Gather every line that includes the word "result", please.

Start Excerpted records

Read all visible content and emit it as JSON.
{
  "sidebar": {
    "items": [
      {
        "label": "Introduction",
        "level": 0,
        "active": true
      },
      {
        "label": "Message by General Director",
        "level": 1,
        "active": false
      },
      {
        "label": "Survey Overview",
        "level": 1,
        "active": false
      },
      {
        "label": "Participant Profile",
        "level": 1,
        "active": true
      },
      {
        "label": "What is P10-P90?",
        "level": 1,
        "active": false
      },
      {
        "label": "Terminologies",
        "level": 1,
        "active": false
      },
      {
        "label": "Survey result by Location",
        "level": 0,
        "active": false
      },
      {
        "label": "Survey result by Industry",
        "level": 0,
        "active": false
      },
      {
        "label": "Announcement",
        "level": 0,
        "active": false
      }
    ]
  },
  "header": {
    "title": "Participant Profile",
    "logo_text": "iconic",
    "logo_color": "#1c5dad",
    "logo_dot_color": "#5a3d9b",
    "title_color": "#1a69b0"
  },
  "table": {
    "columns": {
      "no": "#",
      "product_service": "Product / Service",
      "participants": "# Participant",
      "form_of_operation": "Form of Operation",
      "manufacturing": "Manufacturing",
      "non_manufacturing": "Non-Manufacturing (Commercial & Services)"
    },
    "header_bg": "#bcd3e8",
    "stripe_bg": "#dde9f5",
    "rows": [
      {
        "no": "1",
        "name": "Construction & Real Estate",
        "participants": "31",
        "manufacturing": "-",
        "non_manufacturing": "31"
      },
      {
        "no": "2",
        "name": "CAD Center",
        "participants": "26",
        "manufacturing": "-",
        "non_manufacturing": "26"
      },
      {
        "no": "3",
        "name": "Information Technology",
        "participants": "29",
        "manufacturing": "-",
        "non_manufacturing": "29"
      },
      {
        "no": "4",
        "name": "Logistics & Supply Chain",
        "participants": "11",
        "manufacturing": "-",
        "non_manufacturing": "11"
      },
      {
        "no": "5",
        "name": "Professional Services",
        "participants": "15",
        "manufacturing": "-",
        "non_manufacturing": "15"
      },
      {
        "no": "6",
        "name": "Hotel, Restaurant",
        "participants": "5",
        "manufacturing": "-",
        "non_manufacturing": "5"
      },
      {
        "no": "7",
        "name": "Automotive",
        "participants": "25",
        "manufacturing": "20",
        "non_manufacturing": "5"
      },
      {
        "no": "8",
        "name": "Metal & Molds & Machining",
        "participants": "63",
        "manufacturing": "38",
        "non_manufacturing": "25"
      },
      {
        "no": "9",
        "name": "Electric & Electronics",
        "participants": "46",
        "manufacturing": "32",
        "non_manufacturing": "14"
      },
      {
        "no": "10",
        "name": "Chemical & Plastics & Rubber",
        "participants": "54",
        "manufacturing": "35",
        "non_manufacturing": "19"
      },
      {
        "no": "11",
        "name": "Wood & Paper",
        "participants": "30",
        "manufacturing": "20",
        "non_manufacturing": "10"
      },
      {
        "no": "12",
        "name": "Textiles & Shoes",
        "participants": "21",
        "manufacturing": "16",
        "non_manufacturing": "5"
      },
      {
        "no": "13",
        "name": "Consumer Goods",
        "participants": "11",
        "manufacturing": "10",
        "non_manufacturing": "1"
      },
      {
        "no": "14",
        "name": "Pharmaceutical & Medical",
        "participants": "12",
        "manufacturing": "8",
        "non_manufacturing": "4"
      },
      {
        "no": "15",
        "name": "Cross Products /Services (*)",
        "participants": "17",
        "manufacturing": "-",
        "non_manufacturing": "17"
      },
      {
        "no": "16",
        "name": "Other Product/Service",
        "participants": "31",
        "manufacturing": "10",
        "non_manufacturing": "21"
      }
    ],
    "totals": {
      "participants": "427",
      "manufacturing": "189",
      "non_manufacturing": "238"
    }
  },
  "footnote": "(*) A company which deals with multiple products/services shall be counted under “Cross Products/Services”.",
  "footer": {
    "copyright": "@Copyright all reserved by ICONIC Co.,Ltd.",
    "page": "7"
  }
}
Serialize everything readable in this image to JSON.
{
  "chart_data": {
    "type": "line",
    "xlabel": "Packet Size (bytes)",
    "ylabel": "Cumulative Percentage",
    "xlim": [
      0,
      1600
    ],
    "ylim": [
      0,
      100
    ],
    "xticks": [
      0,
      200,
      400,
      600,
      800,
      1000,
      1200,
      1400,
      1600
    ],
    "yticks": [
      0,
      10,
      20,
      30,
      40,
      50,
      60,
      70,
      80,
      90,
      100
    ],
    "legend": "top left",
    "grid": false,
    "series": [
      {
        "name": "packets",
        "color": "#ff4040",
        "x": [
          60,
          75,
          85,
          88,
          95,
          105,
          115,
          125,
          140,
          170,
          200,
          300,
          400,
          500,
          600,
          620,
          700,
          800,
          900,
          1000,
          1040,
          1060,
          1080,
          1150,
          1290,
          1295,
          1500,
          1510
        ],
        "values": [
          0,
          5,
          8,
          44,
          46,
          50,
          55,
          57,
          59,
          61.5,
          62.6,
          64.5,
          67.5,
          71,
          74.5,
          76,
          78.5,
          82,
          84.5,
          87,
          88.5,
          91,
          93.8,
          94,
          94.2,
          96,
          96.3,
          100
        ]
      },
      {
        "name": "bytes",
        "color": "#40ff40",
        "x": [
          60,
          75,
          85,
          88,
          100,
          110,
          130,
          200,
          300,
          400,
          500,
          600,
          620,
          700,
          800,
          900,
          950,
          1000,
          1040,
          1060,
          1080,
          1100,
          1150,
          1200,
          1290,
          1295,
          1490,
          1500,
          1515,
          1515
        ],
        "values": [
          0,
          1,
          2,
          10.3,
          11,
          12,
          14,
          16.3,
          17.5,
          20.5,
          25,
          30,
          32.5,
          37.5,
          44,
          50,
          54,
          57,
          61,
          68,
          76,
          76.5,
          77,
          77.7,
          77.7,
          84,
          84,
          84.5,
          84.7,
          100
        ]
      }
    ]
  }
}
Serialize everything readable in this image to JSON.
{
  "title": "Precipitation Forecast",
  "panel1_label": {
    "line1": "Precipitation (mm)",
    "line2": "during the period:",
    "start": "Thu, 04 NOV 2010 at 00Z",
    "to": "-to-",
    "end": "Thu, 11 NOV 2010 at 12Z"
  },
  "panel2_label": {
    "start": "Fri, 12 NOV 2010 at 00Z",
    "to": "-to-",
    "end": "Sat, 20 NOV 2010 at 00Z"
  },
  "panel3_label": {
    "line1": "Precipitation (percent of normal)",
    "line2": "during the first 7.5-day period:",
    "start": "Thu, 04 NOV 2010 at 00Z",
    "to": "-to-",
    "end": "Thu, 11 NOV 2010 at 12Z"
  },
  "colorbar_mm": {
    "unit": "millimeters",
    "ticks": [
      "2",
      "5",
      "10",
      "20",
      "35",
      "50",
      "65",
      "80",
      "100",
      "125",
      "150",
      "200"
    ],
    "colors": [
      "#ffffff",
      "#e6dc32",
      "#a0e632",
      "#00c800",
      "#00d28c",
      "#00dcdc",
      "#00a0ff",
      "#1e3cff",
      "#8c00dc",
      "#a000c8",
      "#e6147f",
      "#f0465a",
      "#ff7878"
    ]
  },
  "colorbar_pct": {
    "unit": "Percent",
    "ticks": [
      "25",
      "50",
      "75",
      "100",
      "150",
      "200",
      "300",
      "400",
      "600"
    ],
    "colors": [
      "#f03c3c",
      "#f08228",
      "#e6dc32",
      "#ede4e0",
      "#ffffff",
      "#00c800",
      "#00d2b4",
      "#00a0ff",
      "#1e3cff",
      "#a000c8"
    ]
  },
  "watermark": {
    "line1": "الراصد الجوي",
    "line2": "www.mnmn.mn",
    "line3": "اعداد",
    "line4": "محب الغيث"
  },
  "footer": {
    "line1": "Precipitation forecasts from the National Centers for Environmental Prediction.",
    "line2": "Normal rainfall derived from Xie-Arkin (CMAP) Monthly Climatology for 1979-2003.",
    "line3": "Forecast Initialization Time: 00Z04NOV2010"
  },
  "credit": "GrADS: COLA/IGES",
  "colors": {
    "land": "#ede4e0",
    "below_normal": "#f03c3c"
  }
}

End Excerpted records

* Worked solution:
        "label": "Survey result by Location",
        "label": "Survey result by Industry",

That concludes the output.